• SET TASK: Every line of the material that follows must be printed again exactly.

Dataset rows about figures
# # # #

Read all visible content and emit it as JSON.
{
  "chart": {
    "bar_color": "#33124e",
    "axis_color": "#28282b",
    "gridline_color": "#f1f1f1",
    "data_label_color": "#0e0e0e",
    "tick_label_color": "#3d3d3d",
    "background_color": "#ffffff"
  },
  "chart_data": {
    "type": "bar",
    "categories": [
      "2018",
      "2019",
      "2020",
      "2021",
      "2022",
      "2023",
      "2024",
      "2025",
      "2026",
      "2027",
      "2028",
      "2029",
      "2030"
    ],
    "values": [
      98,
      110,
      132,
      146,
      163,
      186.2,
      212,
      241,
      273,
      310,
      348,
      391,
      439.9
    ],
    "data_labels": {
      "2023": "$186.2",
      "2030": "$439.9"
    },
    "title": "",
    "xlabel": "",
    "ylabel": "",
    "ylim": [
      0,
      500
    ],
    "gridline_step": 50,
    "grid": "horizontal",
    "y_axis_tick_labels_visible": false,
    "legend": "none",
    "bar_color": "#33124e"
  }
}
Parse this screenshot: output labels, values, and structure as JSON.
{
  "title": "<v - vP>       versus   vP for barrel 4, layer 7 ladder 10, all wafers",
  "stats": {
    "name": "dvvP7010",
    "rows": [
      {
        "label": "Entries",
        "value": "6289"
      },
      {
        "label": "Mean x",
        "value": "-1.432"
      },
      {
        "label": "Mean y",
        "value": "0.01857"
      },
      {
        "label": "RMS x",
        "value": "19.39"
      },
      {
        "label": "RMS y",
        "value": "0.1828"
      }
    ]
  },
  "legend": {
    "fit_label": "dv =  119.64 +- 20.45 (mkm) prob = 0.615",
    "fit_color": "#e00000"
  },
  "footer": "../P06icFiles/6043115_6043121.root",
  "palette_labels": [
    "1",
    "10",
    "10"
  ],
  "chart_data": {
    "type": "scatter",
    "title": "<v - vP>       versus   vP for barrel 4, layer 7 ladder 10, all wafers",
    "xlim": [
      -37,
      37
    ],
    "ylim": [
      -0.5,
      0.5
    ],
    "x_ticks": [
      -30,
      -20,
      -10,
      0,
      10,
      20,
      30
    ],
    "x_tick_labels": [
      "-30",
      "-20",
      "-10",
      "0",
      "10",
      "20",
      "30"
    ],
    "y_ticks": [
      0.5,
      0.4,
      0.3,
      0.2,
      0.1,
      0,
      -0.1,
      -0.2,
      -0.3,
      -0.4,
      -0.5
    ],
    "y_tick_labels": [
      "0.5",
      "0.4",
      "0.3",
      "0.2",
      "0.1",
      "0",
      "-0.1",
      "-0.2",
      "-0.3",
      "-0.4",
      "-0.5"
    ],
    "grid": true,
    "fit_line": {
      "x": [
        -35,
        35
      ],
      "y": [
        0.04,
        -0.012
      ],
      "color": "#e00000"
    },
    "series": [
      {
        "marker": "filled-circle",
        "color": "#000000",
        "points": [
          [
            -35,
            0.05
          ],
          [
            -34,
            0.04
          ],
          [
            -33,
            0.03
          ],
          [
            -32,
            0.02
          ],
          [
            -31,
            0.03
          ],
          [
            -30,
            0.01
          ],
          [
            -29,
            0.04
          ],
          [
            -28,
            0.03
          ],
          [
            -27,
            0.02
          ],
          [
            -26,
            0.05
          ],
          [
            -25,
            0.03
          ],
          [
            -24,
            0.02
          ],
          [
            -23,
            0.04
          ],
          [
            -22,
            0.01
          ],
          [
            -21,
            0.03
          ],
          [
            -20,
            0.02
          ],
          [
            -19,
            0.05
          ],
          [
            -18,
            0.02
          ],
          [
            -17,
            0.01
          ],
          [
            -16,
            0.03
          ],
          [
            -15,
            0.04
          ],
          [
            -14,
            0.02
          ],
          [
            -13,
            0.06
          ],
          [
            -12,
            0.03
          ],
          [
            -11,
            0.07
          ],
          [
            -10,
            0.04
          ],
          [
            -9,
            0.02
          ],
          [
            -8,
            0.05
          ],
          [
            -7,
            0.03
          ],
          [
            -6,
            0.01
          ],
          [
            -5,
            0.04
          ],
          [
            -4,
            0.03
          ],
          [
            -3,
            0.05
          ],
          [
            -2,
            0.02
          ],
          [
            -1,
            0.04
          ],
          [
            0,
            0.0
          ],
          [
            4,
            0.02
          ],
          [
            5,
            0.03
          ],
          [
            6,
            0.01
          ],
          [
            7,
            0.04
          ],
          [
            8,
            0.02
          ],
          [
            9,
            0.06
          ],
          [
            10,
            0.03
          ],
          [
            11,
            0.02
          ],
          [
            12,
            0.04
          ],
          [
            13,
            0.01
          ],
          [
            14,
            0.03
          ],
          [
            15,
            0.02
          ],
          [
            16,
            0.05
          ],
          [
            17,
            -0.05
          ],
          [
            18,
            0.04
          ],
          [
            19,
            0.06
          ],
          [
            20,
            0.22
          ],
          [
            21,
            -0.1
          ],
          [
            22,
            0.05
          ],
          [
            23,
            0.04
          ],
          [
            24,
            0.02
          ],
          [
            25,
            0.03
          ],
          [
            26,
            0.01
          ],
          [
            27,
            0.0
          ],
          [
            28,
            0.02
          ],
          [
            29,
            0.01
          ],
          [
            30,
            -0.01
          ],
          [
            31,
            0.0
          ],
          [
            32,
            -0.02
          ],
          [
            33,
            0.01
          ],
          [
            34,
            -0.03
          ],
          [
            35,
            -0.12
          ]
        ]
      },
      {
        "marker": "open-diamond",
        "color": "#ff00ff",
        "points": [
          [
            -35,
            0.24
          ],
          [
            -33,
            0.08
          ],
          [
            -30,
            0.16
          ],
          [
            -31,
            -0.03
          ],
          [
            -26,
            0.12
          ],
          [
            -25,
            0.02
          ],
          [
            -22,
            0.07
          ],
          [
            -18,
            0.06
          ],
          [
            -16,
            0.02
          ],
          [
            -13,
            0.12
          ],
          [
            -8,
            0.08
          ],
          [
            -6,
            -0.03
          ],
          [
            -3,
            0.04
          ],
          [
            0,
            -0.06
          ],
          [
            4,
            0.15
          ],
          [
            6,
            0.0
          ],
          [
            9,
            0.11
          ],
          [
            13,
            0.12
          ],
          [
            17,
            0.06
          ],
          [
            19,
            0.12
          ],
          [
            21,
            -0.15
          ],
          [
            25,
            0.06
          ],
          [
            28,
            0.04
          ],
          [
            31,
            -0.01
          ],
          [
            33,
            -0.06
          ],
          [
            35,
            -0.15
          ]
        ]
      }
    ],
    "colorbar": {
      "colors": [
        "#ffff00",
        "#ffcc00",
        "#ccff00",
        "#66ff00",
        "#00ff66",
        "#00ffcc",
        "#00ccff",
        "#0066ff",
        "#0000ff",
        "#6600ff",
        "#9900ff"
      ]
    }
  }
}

# # # #

• OUTPUT OF THE EXERCISE:
Read all visible content and emit it as JSON.
{
  "chart": {
    "bar_color": "#33124e",
    "axis_color": "#28282b",
    "gridline_color": "#f1f1f1",
    "data_label_color": "#0e0e0e",
    "tick_label_color": "#3d3d3d",
    "background_color": "#ffffff"
  },
  "chart_data": {
    "type": "bar",
    "categories": [
      "2018",
      "2019",
      "2020",
      "2021",
      "2022",
      "2023",
      "2024",
      "2025",
      "2026",
      "2027",
      "2028",
      "2029",
      "2030"
    ],
    "values": [
      98,
      110,
      132,
      146,
      163,
      186.2,
      212,
      241,
      273,
      310,
      348,
      391,
      439.9
    ],
    "data_labels": {
      "2023": "$186.2",
      "2030": "$439.9"
    },
    "title": "",
    "xlabel": "",
    "ylabel": "",
    "ylim": [
      0,
      500
    ],
    "gridline_step": 50,
    "grid": "horizontal",
    "y_axis_tick_labels_visible": false,
    "legend": "none",
    "bar_color": "#33124e"
  }
}
Parse this screenshot: output labels, values, and structure as JSON.
{
  "title": "<v - vP>       versus   vP for barrel 4, layer 7 ladder 10, all wafers",
  "stats": {
    "name": "dvvP7010",
    "rows": [
      {
        "label": "Entries",
        "value": "6289"
      },
      {
        "label": "Mean x",
        "value": "-1.432"
      },
      {
        "label": "Mean y",
        "value": "0.01857"
      },
      {
        "label": "RMS x",
        "value": "19.39"
      },
      {
        "label": "RMS y",
        "value": "0.1828"
      }
    ]
  },
  "legend": {
    "fit_label": "dv =  119.64 +- 20.45 (mkm) prob = 0.615",
    "fit_color": "#e00000"
  },
  "footer": "../P06icFiles/6043115_6043121.root",
  "palette_labels": [
    "1",
    "10",
    "10"
  ],
  "chart_data": {
    "type": "scatter",
    "title": "<v - vP>       versus   vP for barrel 4, layer 7 ladder 10, all wafers",
    "xlim": [
      -37,
      37
    ],
    "ylim": [
      -0.5,
      0.5
    ],
    "x_ticks": [
      -30,
      -20,
      -10,
      0,
      10,
      20,
      30
    ],
    "x_tick_labels": [
      "-30",
      "-20",
      "-10",
      "0",
      "10",
      "20",
      "30"
    ],
    "y_ticks": [
      0.5,
      0.4,
      0.3,
      0.2,
      0.1,
      0,
      -0.1,
      -0.2,
      -0.3,
      -0.4,
      -0.5
    ],
    "y_tick_labels": [
      "0.5",
      "0.4",
      "0.3",
      "0.2",
      "0.1",
      "0",
      "-0.1",
      "-0.2",
      "-0.3",
      "-0.4",
      "-0.5"
    ],
    "grid": true,
    "fit_line": {
      "x": [
        -35,
        35
      ],
      "y": [
        0.04,
        -0.012
      ],
      "color": "#e00000"
    },
    "series": [
      {
        "marker": "filled-circle",
        "color": "#000000",
        "points": [
          [
            -35,
            0.05
          ],
          [
            -34,
            0.04
          ],
          [
            -33,
            0.03
          ],
          [
            -32,
            0.02
          ],
          [
            -31,
            0.03
          ],
          [
            -30,
            0.01
          ],
          [
            -29,
            0.04
          ],
          [
            -28,
            0.03
          ],
          [
            -27,
            0.02
          ],
          [
            -26,
            0.05
          ],
          [
            -25,
            0.03
          ],
          [
            -24,
            0.02
          ],
          [
            -23,
            0.04
          ],
          [
            -22,
            0.01
          ],
          [
            -21,
            0.03
          ],
          [
            -20,
            0.02
          ],
          [
            -19,
            0.05
          ],
          [
            -18,
            0.02
          ],
          [
            -17,
            0.01
          ],
          [
            -16,
            0.03
          ],
          [
            -15,
            0.04
          ],
          [
            -14,
            0.02
          ],
          [
            -13,
            0.06
          ],
          [
            -12,
            0.03
          ],
          [
            -11,
            0.07
          ],
          [
            -10,
            0.04
          ],
          [
            -9,
            0.02
          ],
          [
            -8,
            0.05
          ],
          [
            -7,
            0.03
          ],
          [
            -6,
            0.01
          ],
          [
            -5,
            0.04
          ],
          [
            -4,
            0.03
          ],
          [
            -3,
            0.05
          ],
          [
            -2,
            0.02
          ],
          [
            -1,
            0.04
          ],
          [
            0,
            0.0
          ],
          [
            4,
            0.02
          ],
          [
            5,
            0.03
          ],
          [
            6,
            0.01
          ],
          [
            7,
            0.04
          ],
          [
            8,
            0.02
          ],
          [
            9,
            0.06
          ],
          [
            10,
            0.03
          ],
          [
            11,
            0.02
          ],
          [
            12,
            0.04
          ],
          [
            13,
            0.01
          ],
          [
            14,
            0.03
          ],
          [
            15,
            0.02
          ],
          [
            16,
            0.05
          ],
          [
            17,
            -0.05
          ],
          [
            18,
            0.04
          ],
          [
            19,
            0.06
          ],
          [
            20,
            0.22
          ],
          [
            21,
            -0.1
          ],
          [
            22,
            0.05
          ],
          [
            23,
            0.04
          ],
          [
            24,
            0.02
          ],
          [
            25,
            0.03
          ],
          [
            26,
            0.01
          ],
          [
            27,
            0.0
          ],
          [
            28,
            0.02
          ],
          [
            29,
            0.01
          ],
          [
            30,
            -0.01
          ],
          [
            31,
            0.0
          ],
          [
            32,
            -0.02
          ],
          [
            33,
            0.01
          ],
          [
            34,
            -0.03
          ],
          [
            35,
            -0.12
          ]
        ]
      },
      {
        "marker": "open-diamond",
        "color": "#ff00ff",
        "points": [
          [
            -35,
            0.24
          ],
          [
            -33,
            0.08
          ],
          [
            -30,
            0.16
          ],
          [
            -31,
            -0.03
          ],
          [
            -26,
            0.12
          ],
          [
            -25,
            0.02
          ],
          [
            -22,
            0.07
          ],
          [
            -18,
            0.06
          ],
          [
            -16,
            0.02
          ],
          [
            -13,
            0.12
          ],
          [
            -8,
            0.08
          ],
          [
            -6,
            -0.03
          ],
          [
            -3,
            0.04
          ],
          [
            0,
            -0.06
          ],
          [
            4,
            0.15
          ],
          [
            6,
            0.0
          ],
          [
            9,
            0.11
          ],
          [
            13,
            0.12
          ],
          [
            17,
            0.06
          ],
          [
            19,
            0.12
          ],
          [
            21,
            -0.15
          ],
          [
            25,
            0.06
          ],
          [
            28,
            0.04
          ],
          [
            31,
            -0.01
          ],
          [
            33,
            -0.06
          ],
          [
            35,
            -0.15
          ]
        ]
      }
    ],
    "colorbar": {
      "colors": [
        "#ffff00",
        "#ffcc00",
        "#ccff00",
        "#66ff00",
        "#00ff66",
        "#00ffcc",
        "#00ccff",
        "#0066ff",
        "#0000ff",
        "#6600ff",
        "#9900ff"
      ]
    }
  }
}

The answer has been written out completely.